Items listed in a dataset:
- - -

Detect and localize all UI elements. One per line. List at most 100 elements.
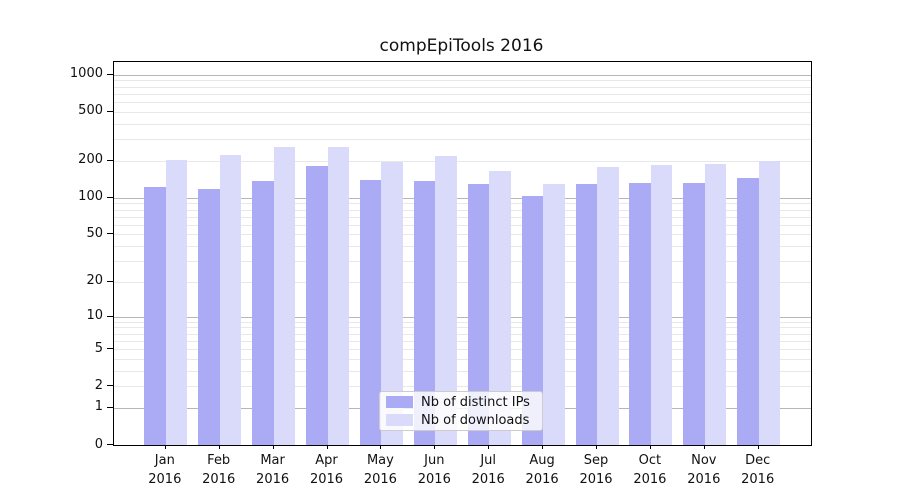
y-tick-label: 500	[78, 103, 103, 119]
gridline-minor	[114, 93, 811, 95]
gridline-minor	[114, 370, 811, 372]
gridline-minor	[114, 333, 811, 335]
plot-area	[113, 61, 812, 446]
bar-downloads-dec	[758, 161, 781, 445]
y-tick-mark	[107, 444, 113, 445]
y-tick-mark	[107, 110, 113, 112]
y-tick-label: 2	[94, 377, 103, 393]
x-tick-mark	[164, 445, 166, 449]
legend-swatch-downloads	[386, 414, 413, 426]
x-tick-label: Jun 2016	[417, 453, 451, 487]
x-tick-mark	[272, 445, 274, 449]
gridline-minor	[114, 203, 811, 205]
x-tick-mark	[488, 445, 490, 449]
bar-ips-may	[359, 180, 382, 445]
x-tick-label: Jul 2016	[471, 453, 505, 487]
gridline-minor	[114, 80, 811, 82]
y-tick-label: 200	[78, 152, 103, 168]
legend-swatch-ips	[386, 396, 413, 408]
gridline-minor	[114, 246, 811, 247]
gridline-minor	[114, 321, 811, 323]
x-tick-label: Apr 2016	[309, 453, 344, 487]
x-tick-mark	[326, 445, 328, 449]
bar-ips-dec	[737, 178, 759, 445]
x-tick-mark	[542, 445, 544, 449]
gridline-minor	[114, 261, 811, 262]
gridline-minor	[114, 281, 811, 283]
bar-ips-oct	[629, 182, 651, 445]
y-tick-mark	[107, 73, 113, 75]
x-tick-mark	[434, 445, 436, 449]
x-tick-label: May 2016	[363, 453, 397, 487]
x-tick-label: Feb 2016	[202, 453, 236, 487]
y-tick-mark	[107, 196, 113, 198]
gridline-minor	[114, 160, 811, 162]
y-tick-label: 5	[94, 340, 103, 356]
chart-title: compEpiTools 2016	[379, 36, 544, 56]
gridline-minor	[114, 224, 811, 226]
y-tick-mark	[107, 159, 113, 161]
bar-ips-aug	[521, 195, 544, 445]
x-tick-label: Mar 2016	[256, 453, 290, 487]
bar-ips-mar	[252, 181, 274, 445]
bar-ips-sep	[575, 184, 597, 445]
bar-ips-nov	[683, 182, 705, 445]
bar-downloads-nov	[704, 163, 727, 445]
y-tick-mark	[107, 348, 113, 349]
gridline-major	[114, 74, 811, 76]
legend-item-ips: Nb of distinct IPs	[386, 395, 536, 410]
x-tick-label: Dec 2016	[741, 453, 775, 487]
bar-ips-jul	[467, 184, 490, 445]
y-tick-mark	[107, 280, 113, 282]
y-tick-mark	[107, 233, 113, 235]
bar-downloads-jul	[489, 170, 511, 445]
bar-downloads-sep	[597, 166, 619, 445]
gridline-major	[114, 316, 811, 318]
y-tick-mark	[107, 315, 113, 317]
gridline-minor	[114, 139, 811, 141]
y-tick-label: 1000	[69, 66, 103, 82]
bar-downloads-feb	[219, 154, 242, 445]
x-tick-mark	[703, 445, 705, 449]
y-tick-label: 20	[86, 273, 103, 289]
y-tick-label: 0	[94, 436, 103, 452]
gridline-minor	[114, 358, 811, 360]
bar-downloads-may	[381, 161, 403, 445]
x-tick-label: Oct 2016	[633, 453, 667, 487]
bar-downloads-apr	[327, 146, 349, 445]
bar-downloads-jan	[165, 159, 188, 445]
gridline-minor	[114, 349, 811, 350]
gridline-minor	[114, 216, 811, 218]
bar-ips-jan	[144, 186, 166, 445]
x-tick-mark	[757, 445, 759, 449]
x-tick-mark	[380, 445, 382, 449]
x-tick-mark	[596, 445, 597, 449]
bar-ips-apr	[306, 165, 328, 445]
gridline-minor	[114, 111, 811, 113]
x-tick-label: Nov 2016	[687, 453, 721, 487]
gridline-minor	[114, 386, 811, 388]
legend-label-ips: Nb of distinct IPs	[421, 394, 530, 410]
x-tick-mark	[649, 445, 651, 449]
y-tick-label: 100	[78, 189, 103, 205]
bar-ips-jun	[413, 180, 436, 445]
gridline-minor	[114, 123, 811, 125]
bar-downloads-mar	[273, 147, 296, 445]
bar-downloads-jun	[435, 155, 457, 445]
legend: Nb of distinct IPs Nb of downloads	[379, 391, 543, 431]
gridline-minor	[114, 234, 811, 236]
y-tick-mark	[107, 406, 113, 408]
legend-item-downloads: Nb of downloads	[386, 413, 536, 428]
gridline-major	[114, 197, 811, 199]
gridline-minor	[114, 86, 811, 88]
y-tick-mark	[107, 385, 113, 387]
x-tick-label: Aug 2016	[525, 453, 559, 487]
gridline-minor	[114, 340, 811, 342]
bar-ips-feb	[198, 188, 220, 445]
gridline-minor	[114, 102, 811, 104]
y-tick-label: 10	[86, 308, 103, 323]
x-tick-label: Jan 2016	[148, 453, 182, 487]
y-tick-label: 1	[94, 399, 103, 415]
gridline-minor	[114, 209, 811, 211]
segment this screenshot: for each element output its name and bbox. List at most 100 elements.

- - -

STATED GOAL –
Edit the material by replacing every instance of "Nb of" with "Number of", keeping everything else the same, and leave the pictures out of your answer.

IN RESPONSE –
Detect and localize all UI elements. One per line. List at most 100 elements.
y-tick-label: 500	[78, 103, 103, 119]
gridline-minor	[114, 93, 811, 95]
gridline-minor	[114, 370, 811, 372]
gridline-minor	[114, 333, 811, 335]
plot-area	[113, 61, 812, 446]
bar-downloads-dec	[758, 161, 781, 445]
y-tick-mark	[107, 444, 113, 445]
y-tick-mark	[107, 110, 113, 112]
y-tick-label: 2	[94, 377, 103, 393]
x-tick-mark	[164, 445, 166, 449]
legend-swatch-downloads	[386, 414, 413, 426]
x-tick-label: Jun 2016	[417, 453, 451, 487]
x-tick-mark	[272, 445, 274, 449]
gridline-minor	[114, 203, 811, 205]
x-tick-mark	[488, 445, 490, 449]
bar-ips-may	[359, 180, 382, 445]
x-tick-label: Jul 2016	[471, 453, 505, 487]
gridline-minor	[114, 80, 811, 82]
y-tick-label: 200	[78, 152, 103, 168]
legend-swatch-ips	[386, 396, 413, 408]
gridline-minor	[114, 246, 811, 247]
gridline-minor	[114, 321, 811, 323]
x-tick-label: Apr 2016	[309, 453, 344, 487]
x-tick-mark	[326, 445, 328, 449]
bar-ips-dec	[737, 178, 759, 445]
x-tick-mark	[542, 445, 544, 449]
gridline-minor	[114, 261, 811, 262]
gridline-minor	[114, 281, 811, 283]
bar-ips-oct	[629, 182, 651, 445]
y-tick-mark	[107, 73, 113, 75]
x-tick-mark	[434, 445, 436, 449]
x-tick-label: May 2016	[363, 453, 397, 487]
x-tick-label: Feb 2016	[202, 453, 236, 487]
y-tick-mark	[107, 196, 113, 198]
gridline-minor	[114, 160, 811, 162]
y-tick-label: 5	[94, 340, 103, 356]
chart-title: compEpiTools 2016	[379, 36, 544, 56]
gridline-minor	[114, 224, 811, 226]
y-tick-mark	[107, 159, 113, 161]
bar-ips-aug	[521, 195, 544, 445]
x-tick-label: Mar 2016	[256, 453, 290, 487]
bar-ips-mar	[252, 181, 274, 445]
bar-ips-sep	[575, 184, 597, 445]
bar-ips-nov	[683, 182, 705, 445]
bar-downloads-nov	[704, 163, 727, 445]
y-tick-mark	[107, 348, 113, 349]
gridline-major	[114, 74, 811, 76]
legend-item-ips: Number of distinct IPs	[386, 395, 536, 410]
x-tick-label: Dec 2016	[741, 453, 775, 487]
bar-ips-jul	[467, 184, 490, 445]
y-tick-mark	[107, 280, 113, 282]
y-tick-mark	[107, 233, 113, 235]
bar-downloads-jul	[489, 170, 511, 445]
bar-downloads-sep	[597, 166, 619, 445]
gridline-major	[114, 316, 811, 318]
y-tick-mark	[107, 315, 113, 317]
gridline-minor	[114, 139, 811, 141]
y-tick-label: 1000	[69, 66, 103, 82]
bar-downloads-feb	[219, 154, 242, 445]
x-tick-mark	[703, 445, 705, 449]
y-tick-label: 20	[86, 273, 103, 289]
y-tick-label: 0	[94, 436, 103, 452]
gridline-minor	[114, 358, 811, 360]
bar-downloads-may	[381, 161, 403, 445]
x-tick-label: Oct 2016	[633, 453, 667, 487]
bar-downloads-apr	[327, 146, 349, 445]
bar-downloads-jan	[165, 159, 188, 445]
gridline-minor	[114, 349, 811, 350]
gridline-minor	[114, 216, 811, 218]
bar-ips-jan	[144, 186, 166, 445]
x-tick-mark	[757, 445, 759, 449]
x-tick-mark	[380, 445, 382, 449]
x-tick-mark	[596, 445, 597, 449]
bar-ips-apr	[306, 165, 328, 445]
gridline-minor	[114, 111, 811, 113]
x-tick-label: Nov 2016	[687, 453, 721, 487]
gridline-minor	[114, 386, 811, 388]
legend-label-ips: Number of distinct IPs	[421, 394, 530, 410]
x-tick-mark	[649, 445, 651, 449]
y-tick-label: 100	[78, 189, 103, 205]
bar-ips-jun	[413, 180, 436, 445]
gridline-minor	[114, 123, 811, 125]
bar-downloads-mar	[273, 147, 296, 445]
bar-downloads-jun	[435, 155, 457, 445]
legend: Number of distinct IPs Number of downloads	[379, 391, 543, 431]
gridline-minor	[114, 234, 811, 236]
y-tick-mark	[107, 406, 113, 408]
legend-item-downloads: Number of downloads	[386, 413, 536, 428]
gridline-major	[114, 197, 811, 199]
gridline-minor	[114, 86, 811, 88]
y-tick-mark	[107, 385, 113, 387]
x-tick-label: Aug 2016	[525, 453, 559, 487]
gridline-minor	[114, 340, 811, 342]
bar-ips-feb	[198, 188, 220, 445]
gridline-minor	[114, 102, 811, 104]
y-tick-label: 10	[86, 308, 103, 323]
x-tick-label: Jan 2016	[148, 453, 182, 487]
y-tick-label: 1	[94, 399, 103, 415]
gridline-minor	[114, 209, 811, 211]
segment this screenshot: for each element output its name and bbox. List at most 100 elements.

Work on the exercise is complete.